How is PageRank Used?

PageRank is one of the methods Google uses to determine a page’s relevance or importance. It is only one part of the story when it comes to the Google listing, but the other aspects are discussed elsewhere (and are ever changing) and PageRank is interesting enough to deserve a paper of its own. PageRank is also displayed on the toolbar of your browser if you’ve installed the Google toolbar (http://toolbar.google.com/). But the Toolbar PageRank only goes from 0 – 10 and seems to be something like a logarithmic scale:

Toolbar PageRank (log base 10)	Real PageRank
0	0 - 10
1	10 - 100
2	100 - 1,000
3	1,000 - 10,000
4	10,000 - 100,000
5	and so on…

We can’t know the exact details of the scale because, as we’ll see later, the maximum PR of all pages on the web changes every month when Google does its re-indexing! If we presume the scale is logarithmic (although there is only anecdotal evidence for this at the time of writing) then Google could simply give the highest actual PR page a toolbar PR of 10 and scale the rest appropriately. Also the toolbar sometimes guesses! The toolbar often shows me a Toolbar PR for pages I’ve only just uploaded and cannot possibly be in the index yet! What seems to be happening is that the toolbar looks at the URL of the page the browser is displaying and strips off everything down the last “/” (i.e. it goes to the “parent” page in URL terms). If Google has a Toolbar PR for that parent then it subtracts 1 and shows that as the Toolbar PR for this page. If there’s no PR for the parent it goes to the parent’s parent’s page, but subtracting 2, and so on all the way up to the root of your site. If it can’t find a Toolbar PR to display in this way, that is if it doesn’t find a page with a real calculated PR, then the bar is greyed out. Note that if the Toolbar is guessing in this way, the Actual PR of the page is 0 – though its PR will be calculated shortly after the Google spider first sees it. PageRank says nothing about the content or size of a page, the language it’s written in, or the text used in the anchor of a link!

Definitions

I’ve started to use some technical terms and shorthand in this paper. Now’s as good a time as any to define all the terms I’ll use:


PR:	Shorthand for PageRank: the actual, real, page rank for each page as calculated by Google. As we’ll see later this can range from 0.15 to billions.
Toolbar PR:	The PageRank displayed in the Google toolbar in your browser. This ranges from 0 to 10.
Backlink:	If page A links out to page B, then page B is said to have a “backlink" from page A

That’s enough of that, let’s get back to the meat…

So what is PageRank?

#### [DATA LISTING]

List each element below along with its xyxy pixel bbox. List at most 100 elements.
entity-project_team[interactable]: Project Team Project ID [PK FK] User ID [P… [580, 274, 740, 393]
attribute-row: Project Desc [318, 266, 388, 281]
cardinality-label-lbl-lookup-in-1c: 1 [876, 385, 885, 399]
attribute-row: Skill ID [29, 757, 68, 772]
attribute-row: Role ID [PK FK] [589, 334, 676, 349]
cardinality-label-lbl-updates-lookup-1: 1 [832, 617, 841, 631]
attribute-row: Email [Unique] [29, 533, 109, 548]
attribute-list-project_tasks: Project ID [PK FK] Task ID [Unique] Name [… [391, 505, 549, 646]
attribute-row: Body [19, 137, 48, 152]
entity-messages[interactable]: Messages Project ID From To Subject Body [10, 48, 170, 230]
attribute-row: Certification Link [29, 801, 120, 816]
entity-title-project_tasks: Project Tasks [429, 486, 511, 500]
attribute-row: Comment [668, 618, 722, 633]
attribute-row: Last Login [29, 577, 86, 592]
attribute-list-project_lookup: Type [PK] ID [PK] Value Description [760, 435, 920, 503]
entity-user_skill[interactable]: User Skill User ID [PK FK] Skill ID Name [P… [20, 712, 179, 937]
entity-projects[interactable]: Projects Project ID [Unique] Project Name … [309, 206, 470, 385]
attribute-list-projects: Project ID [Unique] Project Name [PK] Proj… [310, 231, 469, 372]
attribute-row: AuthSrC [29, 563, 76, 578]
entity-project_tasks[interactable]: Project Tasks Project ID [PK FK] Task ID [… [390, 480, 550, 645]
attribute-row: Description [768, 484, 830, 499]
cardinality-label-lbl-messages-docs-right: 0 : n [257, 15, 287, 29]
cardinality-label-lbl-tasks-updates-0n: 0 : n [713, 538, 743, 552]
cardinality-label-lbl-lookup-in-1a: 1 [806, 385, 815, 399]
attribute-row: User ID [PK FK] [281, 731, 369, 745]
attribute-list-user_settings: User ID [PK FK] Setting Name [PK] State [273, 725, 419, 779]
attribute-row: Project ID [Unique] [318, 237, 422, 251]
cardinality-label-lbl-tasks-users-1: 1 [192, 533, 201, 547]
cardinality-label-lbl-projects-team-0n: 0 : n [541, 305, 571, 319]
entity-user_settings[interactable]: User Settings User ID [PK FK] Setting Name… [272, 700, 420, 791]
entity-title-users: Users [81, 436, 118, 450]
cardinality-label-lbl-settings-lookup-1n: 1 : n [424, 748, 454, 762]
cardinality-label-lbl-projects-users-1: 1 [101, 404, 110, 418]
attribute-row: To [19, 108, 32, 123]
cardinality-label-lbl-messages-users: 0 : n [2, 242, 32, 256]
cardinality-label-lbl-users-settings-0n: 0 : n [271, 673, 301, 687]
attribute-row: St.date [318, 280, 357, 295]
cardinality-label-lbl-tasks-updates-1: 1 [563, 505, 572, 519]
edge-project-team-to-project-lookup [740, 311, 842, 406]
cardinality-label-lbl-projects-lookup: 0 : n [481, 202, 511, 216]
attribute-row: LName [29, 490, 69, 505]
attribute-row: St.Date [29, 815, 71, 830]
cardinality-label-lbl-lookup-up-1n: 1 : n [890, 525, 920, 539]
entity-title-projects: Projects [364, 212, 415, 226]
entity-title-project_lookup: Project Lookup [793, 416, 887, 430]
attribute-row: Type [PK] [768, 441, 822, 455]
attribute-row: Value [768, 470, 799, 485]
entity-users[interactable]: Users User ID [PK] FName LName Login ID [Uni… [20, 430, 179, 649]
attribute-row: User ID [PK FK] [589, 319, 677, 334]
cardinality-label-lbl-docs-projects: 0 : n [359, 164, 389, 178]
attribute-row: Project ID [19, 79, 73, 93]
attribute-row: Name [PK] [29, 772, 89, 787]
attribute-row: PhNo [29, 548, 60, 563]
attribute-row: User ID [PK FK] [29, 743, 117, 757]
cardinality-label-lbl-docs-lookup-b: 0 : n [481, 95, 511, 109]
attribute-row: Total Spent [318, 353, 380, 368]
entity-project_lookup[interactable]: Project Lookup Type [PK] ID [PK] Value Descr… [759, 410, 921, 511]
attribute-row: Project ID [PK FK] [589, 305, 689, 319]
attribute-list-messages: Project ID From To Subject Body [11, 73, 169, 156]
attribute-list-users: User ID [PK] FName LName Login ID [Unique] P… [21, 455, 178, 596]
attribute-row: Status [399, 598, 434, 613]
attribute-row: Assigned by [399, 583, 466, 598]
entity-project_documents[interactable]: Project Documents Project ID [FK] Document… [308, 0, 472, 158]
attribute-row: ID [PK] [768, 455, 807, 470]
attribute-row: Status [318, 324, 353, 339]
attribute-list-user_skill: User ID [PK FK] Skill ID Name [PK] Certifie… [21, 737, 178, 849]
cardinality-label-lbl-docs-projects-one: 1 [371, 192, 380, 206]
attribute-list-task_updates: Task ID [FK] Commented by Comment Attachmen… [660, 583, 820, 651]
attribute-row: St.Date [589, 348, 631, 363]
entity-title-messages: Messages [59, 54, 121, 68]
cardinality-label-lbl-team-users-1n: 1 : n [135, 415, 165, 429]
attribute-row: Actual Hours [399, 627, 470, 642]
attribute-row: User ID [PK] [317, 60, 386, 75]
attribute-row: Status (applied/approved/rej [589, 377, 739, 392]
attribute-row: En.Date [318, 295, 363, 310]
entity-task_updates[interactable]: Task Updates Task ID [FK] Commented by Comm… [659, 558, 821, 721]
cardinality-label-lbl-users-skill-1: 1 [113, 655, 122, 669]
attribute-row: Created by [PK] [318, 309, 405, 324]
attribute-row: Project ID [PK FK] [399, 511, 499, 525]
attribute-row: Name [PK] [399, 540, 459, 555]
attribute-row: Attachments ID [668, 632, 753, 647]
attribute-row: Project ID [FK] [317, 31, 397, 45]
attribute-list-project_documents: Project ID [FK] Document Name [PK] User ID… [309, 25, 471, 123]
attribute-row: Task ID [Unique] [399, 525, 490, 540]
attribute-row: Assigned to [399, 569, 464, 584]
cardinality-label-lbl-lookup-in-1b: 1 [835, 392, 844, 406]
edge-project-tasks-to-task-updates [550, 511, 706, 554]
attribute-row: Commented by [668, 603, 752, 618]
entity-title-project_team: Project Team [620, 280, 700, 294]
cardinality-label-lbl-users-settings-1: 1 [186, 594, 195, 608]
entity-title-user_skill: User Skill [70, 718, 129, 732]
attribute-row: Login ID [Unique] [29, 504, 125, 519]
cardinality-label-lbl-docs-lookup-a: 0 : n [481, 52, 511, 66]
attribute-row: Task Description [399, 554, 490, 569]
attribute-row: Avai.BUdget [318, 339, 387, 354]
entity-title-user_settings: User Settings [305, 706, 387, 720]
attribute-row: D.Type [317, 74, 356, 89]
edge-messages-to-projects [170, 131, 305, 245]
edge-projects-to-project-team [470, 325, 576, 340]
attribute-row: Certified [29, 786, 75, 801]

#### [PROBLEM TO WORK ON]
According to the PageRank text, what range can a page's actual PR take?

#### [FINAL RESULT]
From 0.15 to billions.